[Exercise description]
Copy out every line of the layout region records below, character for character, with no changes.
***** Data listing
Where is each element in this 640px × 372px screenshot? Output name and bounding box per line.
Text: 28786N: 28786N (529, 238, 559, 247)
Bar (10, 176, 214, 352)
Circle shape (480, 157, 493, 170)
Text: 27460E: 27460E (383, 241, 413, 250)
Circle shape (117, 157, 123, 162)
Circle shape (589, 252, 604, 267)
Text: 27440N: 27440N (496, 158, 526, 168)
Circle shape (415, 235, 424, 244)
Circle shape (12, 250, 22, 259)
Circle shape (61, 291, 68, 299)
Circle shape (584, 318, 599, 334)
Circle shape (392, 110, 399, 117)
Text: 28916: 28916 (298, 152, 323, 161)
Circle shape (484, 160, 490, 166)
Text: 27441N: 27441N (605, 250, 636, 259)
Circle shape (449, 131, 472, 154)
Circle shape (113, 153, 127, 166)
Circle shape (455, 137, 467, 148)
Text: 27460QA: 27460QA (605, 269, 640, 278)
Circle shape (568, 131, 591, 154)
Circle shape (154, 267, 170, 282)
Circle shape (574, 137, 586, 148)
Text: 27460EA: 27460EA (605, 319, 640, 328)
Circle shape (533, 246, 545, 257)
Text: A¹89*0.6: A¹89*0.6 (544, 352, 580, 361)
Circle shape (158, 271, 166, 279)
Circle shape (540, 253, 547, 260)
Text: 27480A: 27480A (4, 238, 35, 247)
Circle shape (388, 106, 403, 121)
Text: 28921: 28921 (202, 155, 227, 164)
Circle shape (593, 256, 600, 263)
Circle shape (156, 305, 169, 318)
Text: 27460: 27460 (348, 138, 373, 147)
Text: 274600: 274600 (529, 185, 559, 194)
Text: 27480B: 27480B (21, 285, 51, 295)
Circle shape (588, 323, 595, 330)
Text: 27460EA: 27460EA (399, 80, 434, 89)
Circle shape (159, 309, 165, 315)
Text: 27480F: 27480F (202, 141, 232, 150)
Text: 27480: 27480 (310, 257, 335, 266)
**********
[Result of the task]
Where is each element in this 640px × 372px screenshot? Output name and bounding box per line.
Text: 28786N: 28786N (529, 238, 559, 247)
Bar (10, 176, 214, 352)
Circle shape (480, 157, 493, 170)
Text: 27460E: 27460E (383, 241, 413, 250)
Circle shape (117, 157, 123, 162)
Circle shape (589, 252, 604, 267)
Text: 27440N: 27440N (496, 158, 526, 168)
Circle shape (415, 235, 424, 244)
Circle shape (12, 250, 22, 259)
Circle shape (61, 291, 68, 299)
Circle shape (584, 318, 599, 334)
Circle shape (392, 110, 399, 117)
Text: 28916: 28916 (298, 152, 323, 161)
Circle shape (484, 160, 490, 166)
Text: 27441N: 27441N (605, 250, 636, 259)
Circle shape (449, 131, 472, 154)
Circle shape (113, 153, 127, 166)
Circle shape (455, 137, 467, 148)
Text: 27460QA: 27460QA (605, 269, 640, 278)
Circle shape (568, 131, 591, 154)
Circle shape (154, 267, 170, 282)
Circle shape (574, 137, 586, 148)
Text: 27460EA: 27460EA (605, 319, 640, 328)
Circle shape (533, 246, 545, 257)
Text: A¹89*0.6: A¹89*0.6 (544, 352, 580, 361)
Circle shape (158, 271, 166, 279)
Circle shape (540, 253, 547, 260)
Text: 27480A: 27480A (4, 238, 35, 247)
Circle shape (388, 106, 403, 121)
Text: 28921: 28921 (202, 155, 227, 164)
Circle shape (593, 256, 600, 263)
Circle shape (156, 305, 169, 318)
Text: 27460: 27460 (348, 138, 373, 147)
Text: 274600: 274600 (529, 185, 559, 194)
Text: 27480B: 27480B (21, 285, 51, 295)
Circle shape (588, 323, 595, 330)
Text: 27460EA: 27460EA (399, 80, 434, 89)
Circle shape (159, 309, 165, 315)
Text: 27480F: 27480F (202, 141, 232, 150)
Text: 27480: 27480 (310, 257, 335, 266)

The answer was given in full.